Dataset excerpt
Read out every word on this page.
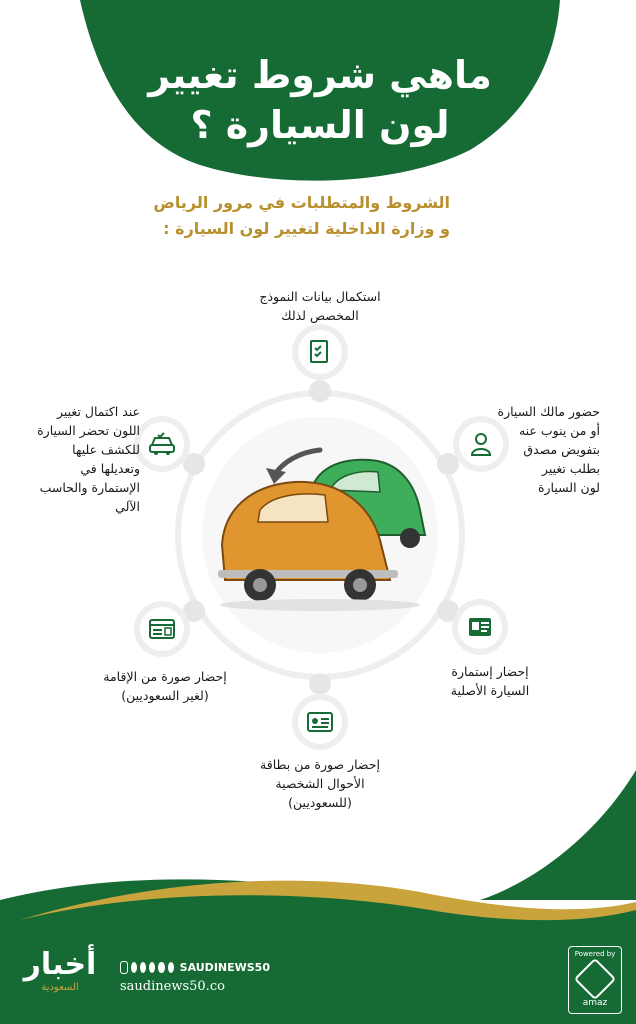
ماهي شروط تغيير
لون السيارة ؟
الشروط والمتطلبات في مرور الرياض
و وزارة الداخلية لتغيير لون السيارة :
استكمال بيانات النموذج
المخصص لذلك
حضور مالك السيارة
أو من ينوب عنه
بتفويض مصدق
بطلب تغيير
لون السيارة
إحضار إستمارة
السيارة الأصلية
إحضار صورة من بطاقة
الأحوال الشخصية
(للسعوديين)
إحضار صورة من الإقامة
(لغير السعوديين)
عند اكتمال تغيير
اللون تحضر السيارة
للكشف عليها
وتعديلها في
الإستمارة والحاسب
الآلي
أخبار
السعودية
SAUDINEWS50
saudinews50.co
Powered by
amaz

AIM OF THE TASK
In the records above, find each line with the word "السيارة" and copy it.

SOLVED EXERCISE
لون السيارة ؟
و وزارة الداخلية لتغيير لون السيارة :
حضور مالك السيارة
لون السيارة
السيارة الأصلية
اللون تحضر السيارة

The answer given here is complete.